__GOAL__.
Write out all of the data without omission, exactly as shown.

__DATA SHOWN__.
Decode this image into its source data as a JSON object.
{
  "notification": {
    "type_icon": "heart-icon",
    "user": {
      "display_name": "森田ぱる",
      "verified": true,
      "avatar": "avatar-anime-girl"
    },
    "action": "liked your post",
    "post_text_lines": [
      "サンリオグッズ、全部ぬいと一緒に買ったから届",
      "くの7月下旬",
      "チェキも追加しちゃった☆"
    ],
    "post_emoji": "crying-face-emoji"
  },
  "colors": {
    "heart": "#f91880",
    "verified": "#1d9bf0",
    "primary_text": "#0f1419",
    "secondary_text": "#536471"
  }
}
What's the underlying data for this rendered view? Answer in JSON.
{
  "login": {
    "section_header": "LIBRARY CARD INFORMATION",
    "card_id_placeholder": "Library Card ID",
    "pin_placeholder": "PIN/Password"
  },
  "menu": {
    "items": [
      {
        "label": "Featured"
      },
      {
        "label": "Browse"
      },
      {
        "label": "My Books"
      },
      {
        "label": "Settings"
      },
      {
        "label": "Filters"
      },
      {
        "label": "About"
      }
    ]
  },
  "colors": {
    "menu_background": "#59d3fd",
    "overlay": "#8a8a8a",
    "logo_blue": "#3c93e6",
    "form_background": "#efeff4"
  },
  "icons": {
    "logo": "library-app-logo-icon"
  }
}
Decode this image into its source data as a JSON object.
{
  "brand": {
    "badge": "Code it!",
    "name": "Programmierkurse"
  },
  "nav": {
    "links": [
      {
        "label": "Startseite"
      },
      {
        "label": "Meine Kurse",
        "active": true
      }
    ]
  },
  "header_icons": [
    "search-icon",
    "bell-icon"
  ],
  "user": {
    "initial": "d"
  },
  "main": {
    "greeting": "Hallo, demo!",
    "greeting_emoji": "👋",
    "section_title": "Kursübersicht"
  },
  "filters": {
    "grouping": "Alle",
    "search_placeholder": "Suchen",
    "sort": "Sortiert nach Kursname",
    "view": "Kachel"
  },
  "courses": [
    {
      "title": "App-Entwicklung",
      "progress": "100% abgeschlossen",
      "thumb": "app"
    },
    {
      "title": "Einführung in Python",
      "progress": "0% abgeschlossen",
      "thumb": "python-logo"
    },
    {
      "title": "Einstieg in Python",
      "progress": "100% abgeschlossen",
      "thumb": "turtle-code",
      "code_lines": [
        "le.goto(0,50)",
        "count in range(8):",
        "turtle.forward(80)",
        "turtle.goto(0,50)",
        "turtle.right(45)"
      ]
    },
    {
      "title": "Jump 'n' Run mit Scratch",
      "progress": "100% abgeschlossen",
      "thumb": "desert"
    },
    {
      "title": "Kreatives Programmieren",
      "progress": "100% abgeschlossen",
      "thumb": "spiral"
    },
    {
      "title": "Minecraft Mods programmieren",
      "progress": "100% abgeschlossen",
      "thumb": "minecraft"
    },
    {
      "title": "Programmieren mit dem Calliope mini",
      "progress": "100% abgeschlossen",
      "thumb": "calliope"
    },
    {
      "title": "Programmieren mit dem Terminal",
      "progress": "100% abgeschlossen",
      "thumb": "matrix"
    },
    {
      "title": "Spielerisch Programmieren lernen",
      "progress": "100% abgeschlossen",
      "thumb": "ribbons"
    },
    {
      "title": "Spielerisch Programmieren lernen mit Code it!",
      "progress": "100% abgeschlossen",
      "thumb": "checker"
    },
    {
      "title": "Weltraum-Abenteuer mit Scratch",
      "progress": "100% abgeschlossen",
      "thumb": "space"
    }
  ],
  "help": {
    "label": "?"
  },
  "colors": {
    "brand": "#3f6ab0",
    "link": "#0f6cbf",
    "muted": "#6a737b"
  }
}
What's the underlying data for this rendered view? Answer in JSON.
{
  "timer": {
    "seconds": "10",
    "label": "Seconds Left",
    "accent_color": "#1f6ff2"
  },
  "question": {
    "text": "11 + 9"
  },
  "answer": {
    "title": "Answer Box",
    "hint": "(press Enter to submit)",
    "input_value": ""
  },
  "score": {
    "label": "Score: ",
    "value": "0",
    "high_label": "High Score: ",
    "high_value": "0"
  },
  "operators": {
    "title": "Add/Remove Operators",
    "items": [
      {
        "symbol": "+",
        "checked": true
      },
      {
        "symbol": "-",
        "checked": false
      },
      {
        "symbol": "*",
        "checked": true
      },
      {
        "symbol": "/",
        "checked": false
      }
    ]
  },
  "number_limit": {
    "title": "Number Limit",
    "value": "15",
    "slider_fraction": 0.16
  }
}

__TASK OUTPUT__.
Decode this image into its source data as a JSON object.
{
  "notification": {
    "type_icon": "heart-icon",
    "user": {
      "display_name": "森田ぱる",
      "verified": true,
      "avatar": "avatar-anime-girl"
    },
    "action": "liked your post",
    "post_text_lines": [
      "サンリオグッズ、全部ぬいと一緒に買ったから届",
      "くの7月下旬",
      "チェキも追加しちゃった☆"
    ],
    "post_emoji": "crying-face-emoji"
  },
  "colors": {
    "heart": "#f91880",
    "verified": "#1d9bf0",
    "primary_text": "#0f1419",
    "secondary_text": "#536471"
  }
}
What's the underlying data for this rendered view? Answer in JSON.
{
  "login": {
    "section_header": "LIBRARY CARD INFORMATION",
    "card_id_placeholder": "Library Card ID",
    "pin_placeholder": "PIN/Password"
  },
  "menu": {
    "items": [
      {
        "label": "Featured"
      },
      {
        "label": "Browse"
      },
      {
        "label": "My Books"
      },
      {
        "label": "Settings"
      },
      {
        "label": "Filters"
      },
      {
        "label": "About"
      }
    ]
  },
  "colors": {
    "menu_background": "#59d3fd",
    "overlay": "#8a8a8a",
    "logo_blue": "#3c93e6",
    "form_background": "#efeff4"
  },
  "icons": {
    "logo": "library-app-logo-icon"
  }
}
Decode this image into its source data as a JSON object.
{
  "brand": {
    "badge": "Code it!",
    "name": "Programmierkurse"
  },
  "nav": {
    "links": [
      {
        "label": "Startseite"
      },
      {
        "label": "Meine Kurse",
        "active": true
      }
    ]
  },
  "header_icons": [
    "search-icon",
    "bell-icon"
  ],
  "user": {
    "initial": "d"
  },
  "main": {
    "greeting": "Hallo, demo!",
    "greeting_emoji": "👋",
    "section_title": "Kursübersicht"
  },
  "filters": {
    "grouping": "Alle",
    "search_placeholder": "Suchen",
    "sort": "Sortiert nach Kursname",
    "view": "Kachel"
  },
  "courses": [
    {
      "title": "App-Entwicklung",
      "progress": "100% abgeschlossen",
      "thumb": "app"
    },
    {
      "title": "Einführung in Python",
      "progress": "0% abgeschlossen",
      "thumb": "python-logo"
    },
    {
      "title": "Einstieg in Python",
      "progress": "100% abgeschlossen",
      "thumb": "turtle-code",
      "code_lines": [
        "le.goto(0,50)",
        "count in range(8):",
        "turtle.forward(80)",
        "turtle.goto(0,50)",
        "turtle.right(45)"
      ]
    },
    {
      "title": "Jump 'n' Run mit Scratch",
      "progress": "100% abgeschlossen",
      "thumb": "desert"
    },
    {
      "title": "Kreatives Programmieren",
      "progress": "100% abgeschlossen",
      "thumb": "spiral"
    },
    {
      "title": "Minecraft Mods programmieren",
      "progress": "100% abgeschlossen",
      "thumb": "minecraft"
    },
    {
      "title": "Programmieren mit dem Calliope mini",
      "progress": "100% abgeschlossen",
      "thumb": "calliope"
    },
    {
      "title": "Programmieren mit dem Terminal",
      "progress": "100% abgeschlossen",
      "thumb": "matrix"
    },
    {
      "title": "Spielerisch Programmieren lernen",
      "progress": "100% abgeschlossen",
      "thumb": "ribbons"
    },
    {
      "title": "Spielerisch Programmieren lernen mit Code it!",
      "progress": "100% abgeschlossen",
      "thumb": "checker"
    },
    {
      "title": "Weltraum-Abenteuer mit Scratch",
      "progress": "100% abgeschlossen",
      "thumb": "space"
    }
  ],
  "help": {
    "label": "?"
  },
  "colors": {
    "brand": "#3f6ab0",
    "link": "#0f6cbf",
    "muted": "#6a737b"
  }
}
What's the underlying data for this rendered view? Answer in JSON.
{
  "timer": {
    "seconds": "10",
    "label": "Seconds Left",
    "accent_color": "#1f6ff2"
  },
  "question": {
    "text": "11 + 9"
  },
  "answer": {
    "title": "Answer Box",
    "hint": "(press Enter to submit)",
    "input_value": ""
  },
  "score": {
    "label": "Score: ",
    "value": "0",
    "high_label": "High Score: ",
    "high_value": "0"
  },
  "operators": {
    "title": "Add/Remove Operators",
    "items": [
      {
        "symbol": "+",
        "checked": true
      },
      {
        "symbol": "-",
        "checked": false
      },
      {
        "symbol": "*",
        "checked": true
      },
      {
        "symbol": "/",
        "checked": false
      }
    ]
  },
  "number_limit": {
    "title": "Number Limit",
    "value": "15",
    "slider_fraction": 0.16
  }
}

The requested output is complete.